- [Written exercise]
Write out every entry precisely as given, leaving the pictures out.

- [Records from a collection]
## start
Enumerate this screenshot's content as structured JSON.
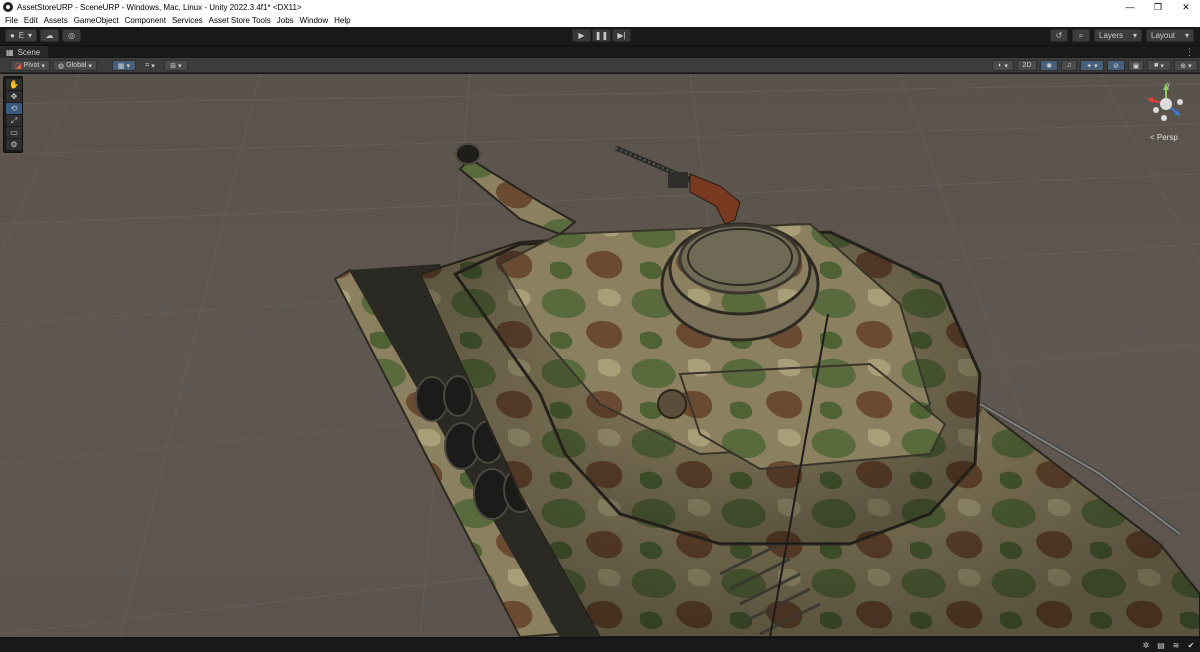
{
  "window": {
    "title": "AssetStoreURP - SceneURP - Windows, Mac, Linux - Unity 2022.3.4f1* <DX11>",
    "minimize": "—",
    "restore": "❐",
    "close": "✕"
  },
  "menu": [
    "File",
    "Edit",
    "Assets",
    "GameObject",
    "Component",
    "Services",
    "Asset Store Tools",
    "Jobs",
    "Window",
    "Help"
  ],
  "toolbar": {
    "account_label": "E",
    "play_icon": "▶",
    "pause_icon": "❚❚",
    "step_icon": "▶|",
    "layers_label": "Layers",
    "layout_label": "Layout"
  },
  "scene_tab": {
    "label": "Scene"
  },
  "scene_toolbar": {
    "pivot_label": "Pivot",
    "global_label": "Global",
    "mode_2d_label": "2D"
  },
  "tools": [
    "✋",
    "✥",
    "⟲",
    "⤢",
    "▭",
    "⚙"
  ],
  "gizmo": {
    "axis_y": "y",
    "persp_label": "< Persp"
  }
}
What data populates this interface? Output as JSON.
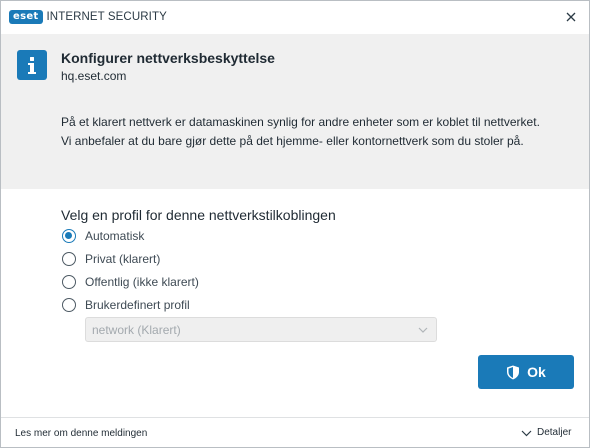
{
  "titlebar": {
    "logo_badge": "eset",
    "logo_text": "INTERNET SECURITY"
  },
  "header": {
    "title": "Konfigurer nettverksbeskyttelse",
    "subtitle": "hq.eset.com",
    "description": "På et klarert nettverk er datamaskinen synlig for andre enheter som er koblet til nettverket. Vi anbefaler at du bare gjør dette på det hjemme- eller kontornettverk som du stoler på."
  },
  "profile": {
    "label": "Velg en profil for denne nettverkstilkoblingen",
    "options": [
      {
        "label": "Automatisk",
        "checked": true
      },
      {
        "label": "Privat (klarert)",
        "checked": false
      },
      {
        "label": "Offentlig (ikke klarert)",
        "checked": false
      },
      {
        "label": "Brukerdefinert profil",
        "checked": false
      }
    ],
    "select_value": "network (Klarert)"
  },
  "actions": {
    "ok_label": "Ok"
  },
  "footer": {
    "link": "Les mer om denne meldingen",
    "details": "Detaljer"
  },
  "colors": {
    "accent": "#1a7ab8",
    "header_bg": "#f0f0f0"
  },
  "icons": {
    "close": "close-icon",
    "info": "info-icon",
    "shield": "shield-icon",
    "select_chevron": "chevron-down-icon",
    "details_chevron": "chevron-down-icon"
  }
}
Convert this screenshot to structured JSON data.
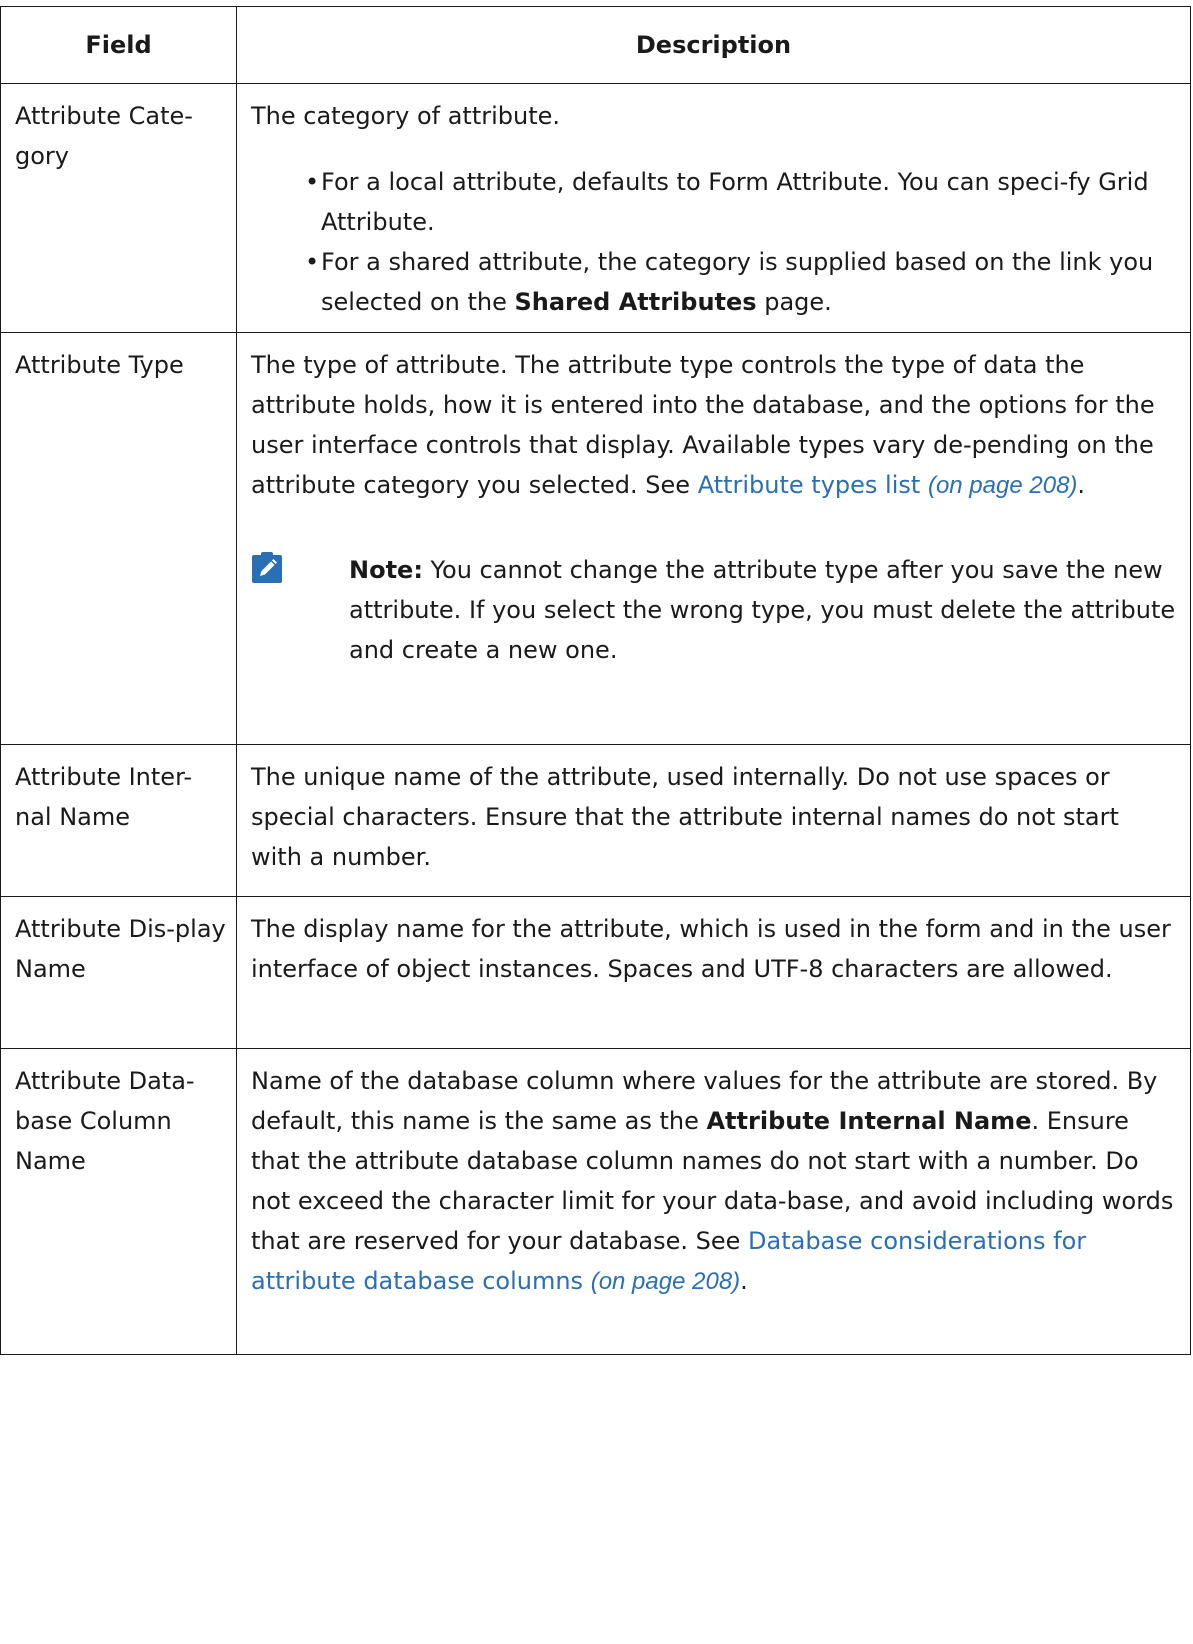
{
  "table": {
    "headers": {
      "field": "Field",
      "description": "Description"
    },
    "rows": [
      {
        "field": "Attribute Cate-gory",
        "desc_intro": "The category of attribute.",
        "bullets": [
          {
            "text": "For a local attribute, defaults to Form Attribute. You can speci-fy Grid Attribute."
          },
          {
            "text_before": "For a shared attribute, the category is supplied based on the link you selected on the ",
            "bold": "Shared Attributes",
            "text_after": " page."
          }
        ]
      },
      {
        "field": "Attribute Type",
        "desc_text": "The type of attribute. The attribute type controls the type of data the attribute holds, how it is entered into the database, and the options for the user interface controls that display. Available types vary de-pending on the attribute category you selected. See ",
        "link_text": "Attribute types list",
        "link_page": "(on page 208)",
        "desc_end": ".",
        "note": {
          "icon": "pencil-note-icon",
          "label": "Note:",
          "text": " You cannot change the attribute type after you save the new attribute. If you select the wrong type, you must delete the attribute and create a new one."
        }
      },
      {
        "field": "Attribute Inter-nal Name",
        "desc_text": "The unique name of the attribute, used internally. Do not use spaces or special characters. Ensure that the attribute internal names do not start with a number."
      },
      {
        "field": "Attribute Dis-play Name",
        "desc_text": "The display name for the attribute, which is used in the form and in the user interface of object instances. Spaces and UTF-8 characters are allowed."
      },
      {
        "field": "Attribute Data-base Column Name",
        "desc_before": "Name of the database column where values for the attribute are stored. By default, this name is the same as the ",
        "desc_bold": "Attribute Internal Name",
        "desc_after": ". Ensure that the attribute database column names do not start with a number. Do not exceed the character limit for your data-base, and avoid including words that are reserved for your database. See ",
        "link_text": "Database considerations for attribute database columns",
        "link_page": "(on page 208)",
        "desc_end": "."
      }
    ]
  },
  "colors": {
    "link": "#2a6fb5",
    "note_icon": "#2a6fb5",
    "border": "#1a1a1a"
  }
}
## end
- [Reply]
Enumerate this screenshot's content as structured JSON.
{
  "window": {
    "title": "AssetStoreURP - SceneURP - Windows, Mac, Linux - Unity 2022.3.4f1* <DX11>",
    "minimize": "—",
    "restore": "❐",
    "close": "✕"
  },
  "menu": [
    "File",
    "Edit",
    "Assets",
    "GameObject",
    "Component",
    "Services",
    "Asset Store Tools",
    "Jobs",
    "Window",
    "Help"
  ],
  "toolbar": {
    "account_label": "E",
    "play_icon": "▶",
    "pause_icon": "❚❚",
    "step_icon": "▶|",
    "layers_label": "Layers",
    "layout_label": "Layout"
  },
  "scene_tab": {
    "label": "Scene"
  },
  "scene_toolbar": {
    "pivot_label": "Pivot",
    "global_label": "Global",
    "mode_2d_label": "2D"
  },
  "tools": [
    "✋",
    "✥",
    "⟲",
    "⤢",
    "▭",
    "⚙"
  ],
  "gizmo": {
    "axis_y": "y",
    "persp_label": "< Persp"
  }
}
What data populates this interface? Output as JSON.
{
  "titlebar": {
    "logo_badge": "eset",
    "logo_text": "INTERNET SECURITY"
  },
  "header": {
    "title": "Konfigurer nettverksbeskyttelse",
    "subtitle": "hq.eset.com",
    "description": "På et klarert nettverk er datamaskinen synlig for andre enheter som er koblet til nettverket. Vi anbefaler at du bare gjør dette på det hjemme- eller kontornettverk som du stoler på."
  },
  "profile": {
    "label": "Velg en profil for denne nettverkstilkoblingen",
    "options": [
      {
        "label": "Automatisk",
        "checked": true
      },
      {
        "label": "Privat (klarert)",
        "checked": false
      },
      {
        "label": "Offentlig (ikke klarert)",
        "checked": false
      },
      {
        "label": "Brukerdefinert profil",
        "checked": false
      }
    ],
    "select_value": "network (Klarert)"
  },
  "actions": {
    "ok_label": "Ok"
  },
  "footer": {
    "link": "Les mer om denne meldingen",
    "details": "Detaljer"
  },
  "colors": {
    "accent": "#1a7ab8",
    "header_bg": "#f0f0f0"
  },
  "icons": {
    "close": "close-icon",
    "info": "info-icon",
    "shield": "shield-icon",
    "select_chevron": "chevron-down-icon",
    "details_chevron": "chevron-down-icon"
  }
}
Convert this screenshot to structured JSON data.
{
  "table": {
    "headers": {
      "field": "Field",
      "description": "Description"
    },
    "rows": [
      {
        "field": "Attribute Cate-gory",
        "desc_intro": "The category of attribute.",
        "bullets": [
          {
            "text": "For a local attribute, defaults to Form Attribute. You can speci-fy Grid Attribute."
          },
          {
            "text_before": "For a shared attribute, the category is supplied based on the link you selected on the ",
            "bold": "Shared Attributes",
            "text_after": " page."
          }
        ]
      },
      {
        "field": "Attribute Type",
        "desc_text": "The type of attribute. The attribute type controls the type of data the attribute holds, how it is entered into the database, and the options for the user interface controls that display. Available types vary de-pending on the attribute category you selected. See ",
        "link_text": "Attribute types list",
        "link_page": "(on page 208)",
        "desc_end": ".",
        "note": {
          "icon": "pencil-note-icon",
          "label": "Note:",
          "text": " You cannot change the attribute type after you save the new attribute. If you select the wrong type, you must delete the attribute and create a new one."
        }
      },
      {
        "field": "Attribute Inter-nal Name",
        "desc_text": "The unique name of the attribute, used internally. Do not use spaces or special characters. Ensure that the attribute internal names do not start with a number."
      },
      {
        "field": "Attribute Dis-play Name",
        "desc_text": "The display name for the attribute, which is used in the form and in the user interface of object instances. Spaces and UTF-8 characters are allowed."
      },
      {
        "field": "Attribute Data-base Column Name",
        "desc_before": "Name of the database column where values for the attribute are stored. By default, this name is the same as the ",
        "desc_bold": "Attribute Internal Name",
        "desc_after": ". Ensure that the attribute database column names do not start with a number. Do not exceed the character limit for your data-base, and avoid including words that are reserved for your database. See ",
        "link_text": "Database considerations for attribute database columns",
        "link_page": "(on page 208)",
        "desc_end": "."
      }
    ]
  },
  "colors": {
    "link": "#2a6fb5",
    "note_icon": "#2a6fb5",
    "border": "#1a1a1a"
  }
}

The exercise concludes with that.